_The data_:
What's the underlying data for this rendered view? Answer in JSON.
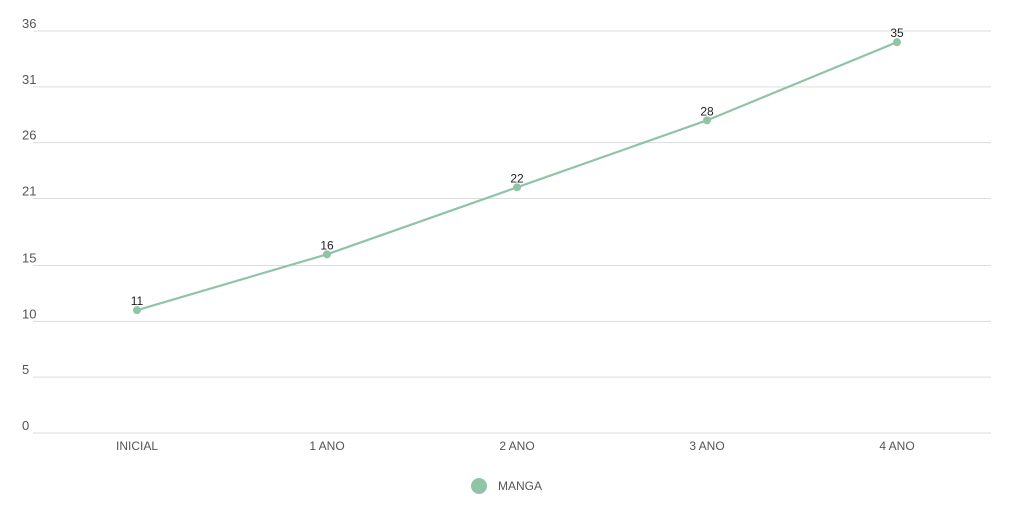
{
  "chart_data": {
    "type": "line",
    "categories": [
      "INICIAL",
      "1 ANO",
      "2 ANO",
      "3 ANO",
      "4 ANO"
    ],
    "series": [
      {
        "name": "MANGA",
        "values": [
          11,
          16,
          22,
          28,
          35
        ],
        "data_labels": [
          "11",
          "16",
          "22",
          "28",
          "35"
        ],
        "color": "#8fc4a6"
      }
    ],
    "y_ticks": [
      0,
      5,
      10,
      15,
      21,
      26,
      31,
      36
    ],
    "ylim": [
      0,
      36
    ],
    "grid": true,
    "legend_position": "bottom-center"
  }
}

_Set exercise_: All of the material above is to be copied exactly, except for its images.

_Task output_:
What's the underlying data for this rendered view? Answer in JSON.
{
  "chart_data": {
    "type": "line",
    "categories": [
      "INICIAL",
      "1 ANO",
      "2 ANO",
      "3 ANO",
      "4 ANO"
    ],
    "series": [
      {
        "name": "MANGA",
        "values": [
          11,
          16,
          22,
          28,
          35
        ],
        "data_labels": [
          "11",
          "16",
          "22",
          "28",
          "35"
        ],
        "color": "#8fc4a6"
      }
    ],
    "y_ticks": [
      0,
      5,
      10,
      15,
      21,
      26,
      31,
      36
    ],
    "ylim": [
      0,
      36
    ],
    "grid": true,
    "legend_position": "bottom-center"
  }
}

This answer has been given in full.